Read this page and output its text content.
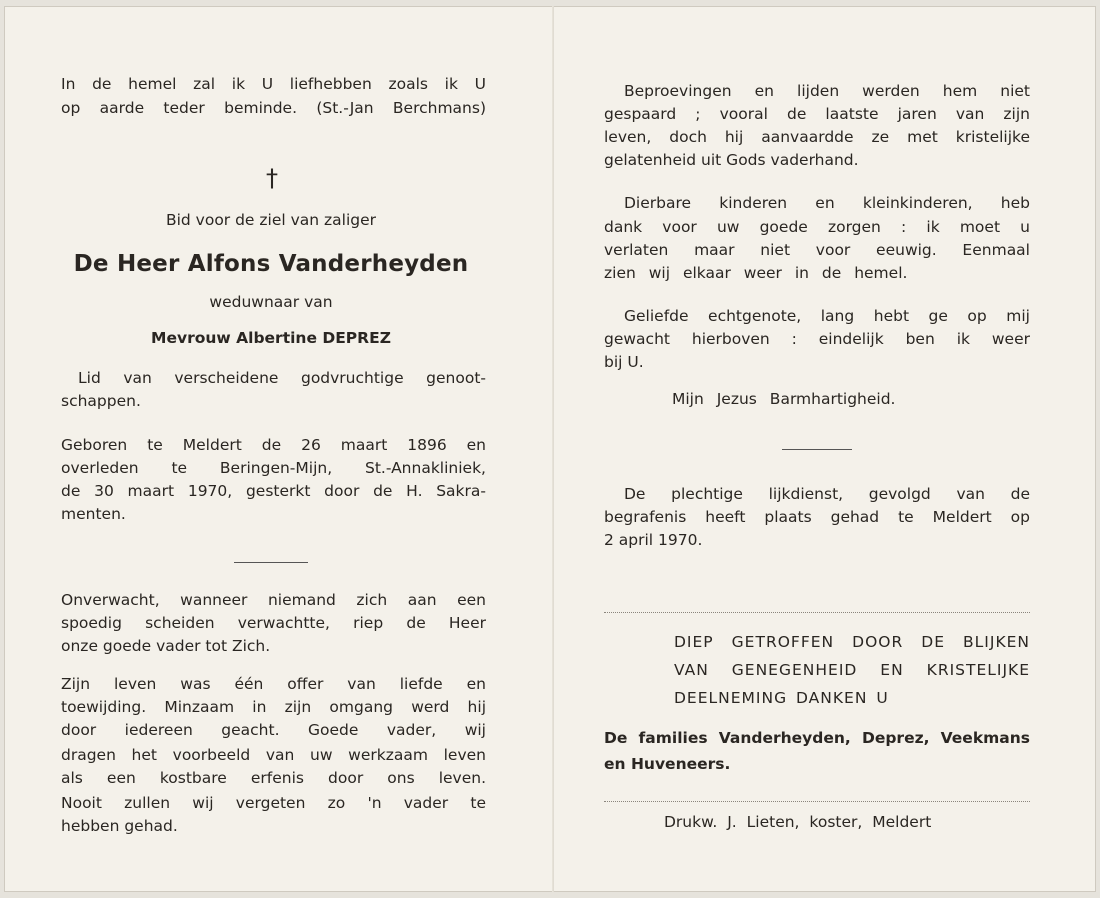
In de hemel zal ik U liefhebben zoals ik U

op aarde teder beminde. (St.-Jan Berchmans)

†

Bid voor de ziel van zaliger

De Heer Alfons Vanderheyden

weduwnaar van

Mevrouw Albertine DEPREZ

Lid van verscheidene godvruchtige genoot-

schappen.

Geboren te Meldert de 26 maart 1896 en

overleden te Beringen-Mijn, St.-Annakliniek,

de 30 maart 1970, gesterkt door de H. Sakra-

menten.

Onverwacht, wanneer niemand zich aan een

spoedig scheiden verwachtte, riep de Heer

onze goede vader tot Zich.

Zijn leven was één offer van liefde en

toewijding. Minzaam in zijn omgang werd hij

door iedereen geacht. Goede vader, wij

dragen het voorbeeld van uw werkzaam leven

als een kostbare erfenis door ons leven.

Nooit zullen wij vergeten zo 'n vader te

hebben gehad.

Beproevingen en lijden werden hem niet

gespaard ; vooral de laatste jaren van zijn

leven, doch hij aanvaardde ze met kristelijke

gelatenheid uit Gods vaderhand.

Dierbare kinderen en kleinkinderen, heb

dank voor uw goede zorgen : ik moet u

verlaten maar niet voor eeuwig. Eenmaal

zien wij elkaar weer in de hemel.

Geliefde echtgenote, lang hebt ge op mij

gewacht hierboven : eindelijk ben ik weer

bij U.

Mijn Jezus Barmhartigheid.

De plechtige lijkdienst, gevolgd van de

begrafenis heeft plaats gehad te Meldert op

2 april 1970.

DIEP GETROFFEN DOOR DE BLIJKEN

VAN GENEGENHEID EN KRISTELIJKE

DEELNEMING DANKEN U

De families Vanderheyden, Deprez, Veekmans

en Huveneers.

Drukw. J. Lieten, koster, Meldert
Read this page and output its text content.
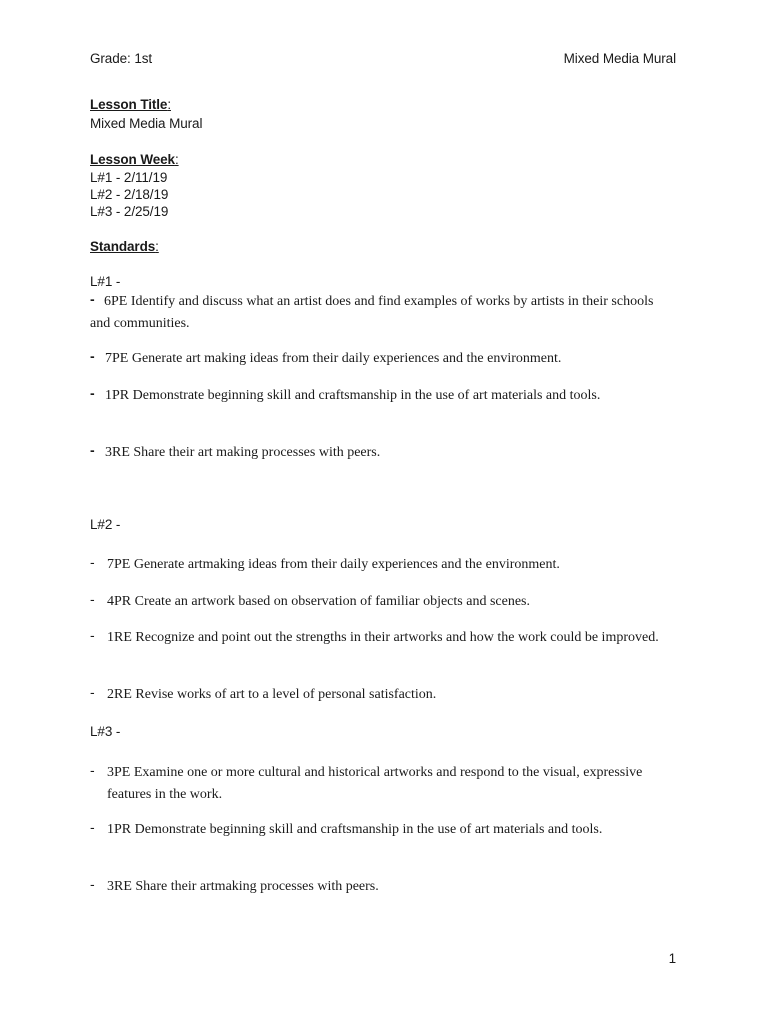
Grade: 1st	Mixed Media Mural
Lesson Title:
Mixed Media Mural
Lesson Week:
L#1 - 2/11/19
L#2 - 2/18/19
L#3 - 2/25/19
Standards:
L#1 -
- 6PE Identify and discuss what an artist does and find examples of works by artists in their schools and communities.
- 7PE Generate art making ideas from their daily experiences and the environment.
- 1PR Demonstrate beginning skill and craftsmanship in the use of art materials and tools.
- 3RE Share their art making processes with peers.
L#2 -
- 7PE Generate artmaking ideas from their daily experiences and the environment.
- 4PR Create an artwork based on observation of familiar objects and scenes.
- 1RE Recognize and point out the strengths in their artworks and how the work could be improved.
- 2RE Revise works of art to a level of personal satisfaction.
L#3 -
- 3PE Examine one or more cultural and historical artworks and respond to the visual, expressive features in the work.
- 1PR Demonstrate beginning skill and craftsmanship in the use of art materials and tools.
- 3RE Share their artmaking processes with peers.
1
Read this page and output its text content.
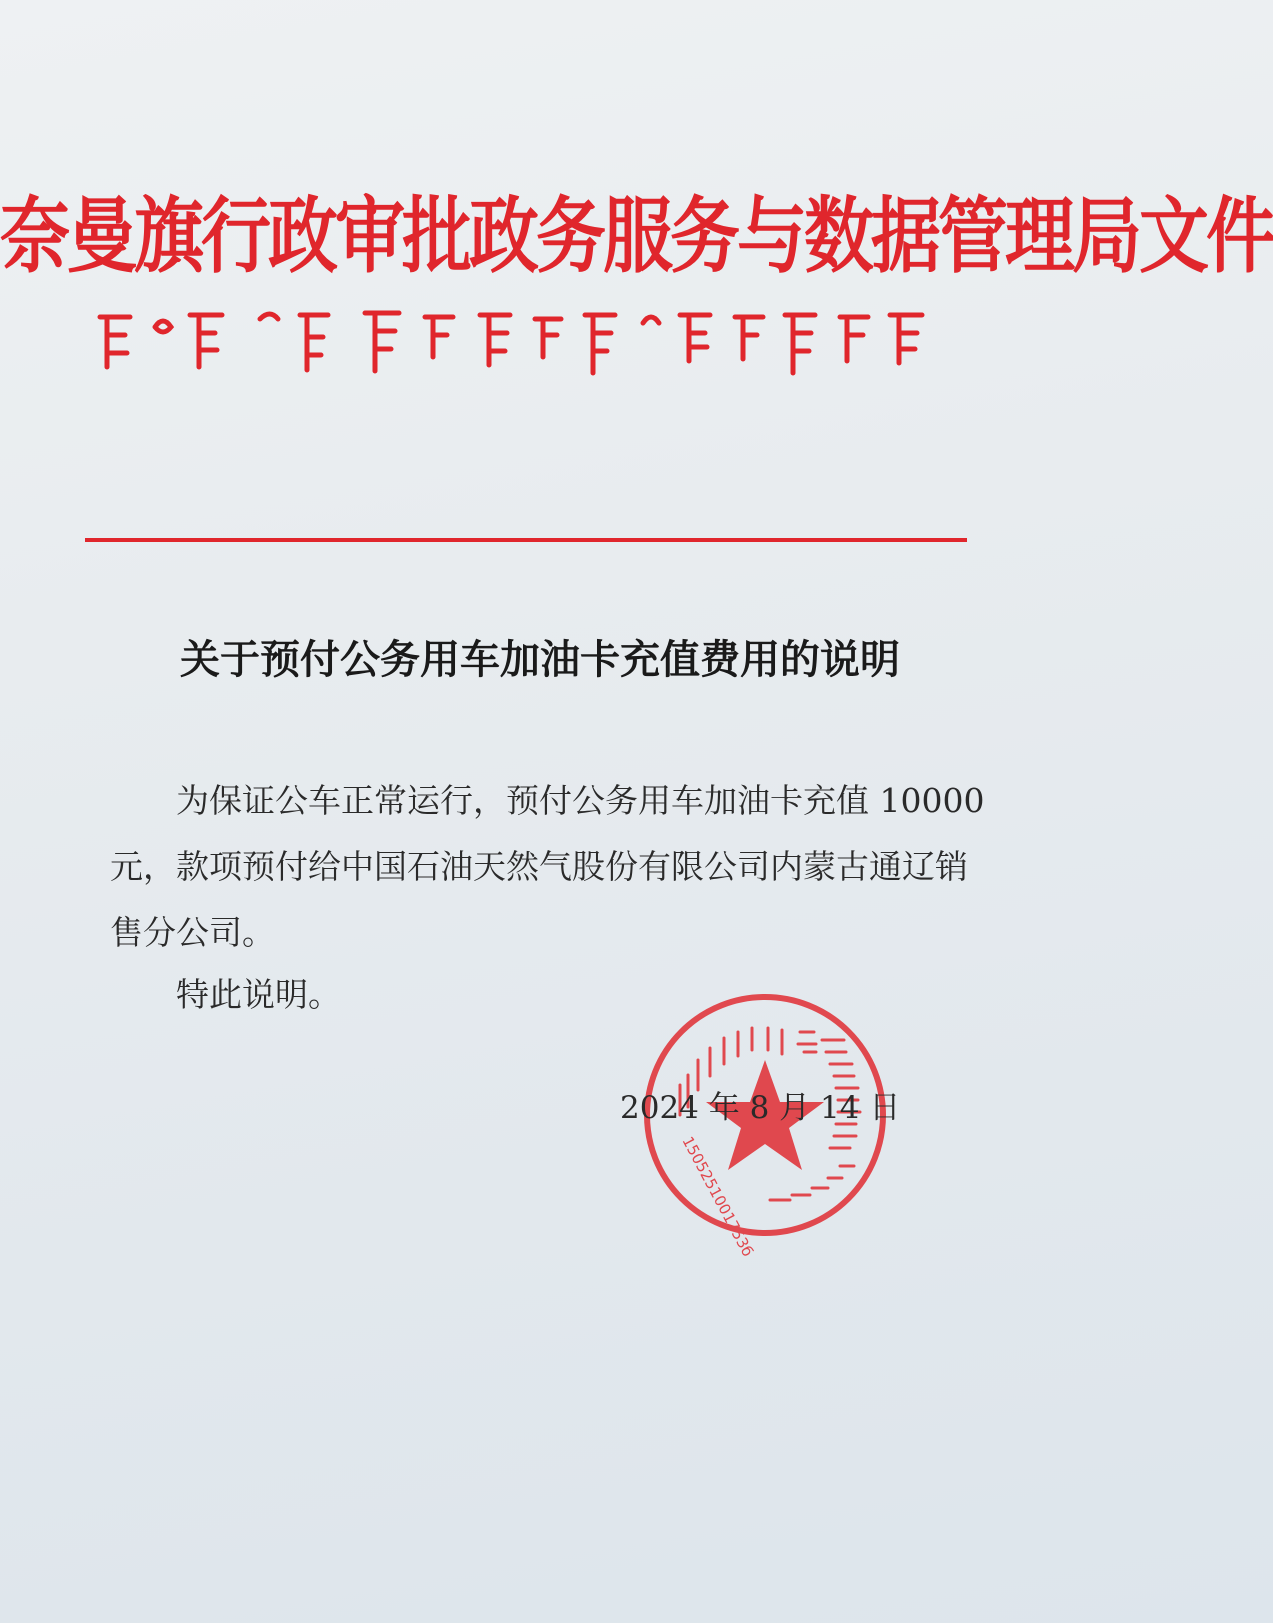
奈曼旗行政审批政务服务与数据管理局文件
关于预付公务用车加油卡充值费用的说明
为保证公车正常运行，预付公务用车加油卡充值 10000
元，款项预付给中国石油天然气股份有限公司内蒙古通辽销
售分公司。
特此说明。
1505251001753б
2024 年 8 月 14 日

TASK TO COMPLETE: Check each line above for the word "weer", and copy the lines where it appears.

FULL SOLUTION:
zien wij elkaar weer in de hemel.
gewacht hierboven : eindelijk ben ik weer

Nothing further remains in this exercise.